* _TASK GOAL_
Print all entries precisely as they are written.

* _Data entries_
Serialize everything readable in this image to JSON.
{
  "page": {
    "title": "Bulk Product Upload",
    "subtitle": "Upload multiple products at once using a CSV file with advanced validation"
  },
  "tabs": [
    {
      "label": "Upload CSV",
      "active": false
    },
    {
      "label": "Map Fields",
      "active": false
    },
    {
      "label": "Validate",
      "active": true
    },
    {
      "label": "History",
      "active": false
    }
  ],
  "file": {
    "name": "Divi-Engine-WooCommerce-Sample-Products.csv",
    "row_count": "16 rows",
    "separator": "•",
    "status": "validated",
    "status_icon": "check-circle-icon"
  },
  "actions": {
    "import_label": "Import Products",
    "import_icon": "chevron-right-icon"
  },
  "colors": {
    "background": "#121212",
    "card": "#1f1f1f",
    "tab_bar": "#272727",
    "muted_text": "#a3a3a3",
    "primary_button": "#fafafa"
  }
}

* _FULL SOLUTION_
Serialize everything readable in this image to JSON.
{
  "page": {
    "title": "Bulk Product Upload",
    "subtitle": "Upload multiple products at once using a CSV file with advanced validation"
  },
  "tabs": [
    {
      "label": "Upload CSV",
      "active": false
    },
    {
      "label": "Map Fields",
      "active": false
    },
    {
      "label": "Validate",
      "active": true
    },
    {
      "label": "History",
      "active": false
    }
  ],
  "file": {
    "name": "Divi-Engine-WooCommerce-Sample-Products.csv",
    "row_count": "16 rows",
    "separator": "•",
    "status": "validated",
    "status_icon": "check-circle-icon"
  },
  "actions": {
    "import_label": "Import Products",
    "import_icon": "chevron-right-icon"
  },
  "colors": {
    "background": "#121212",
    "card": "#1f1f1f",
    "tab_bar": "#272727",
    "muted_text": "#a3a3a3",
    "primary_button": "#fafafa"
  }
}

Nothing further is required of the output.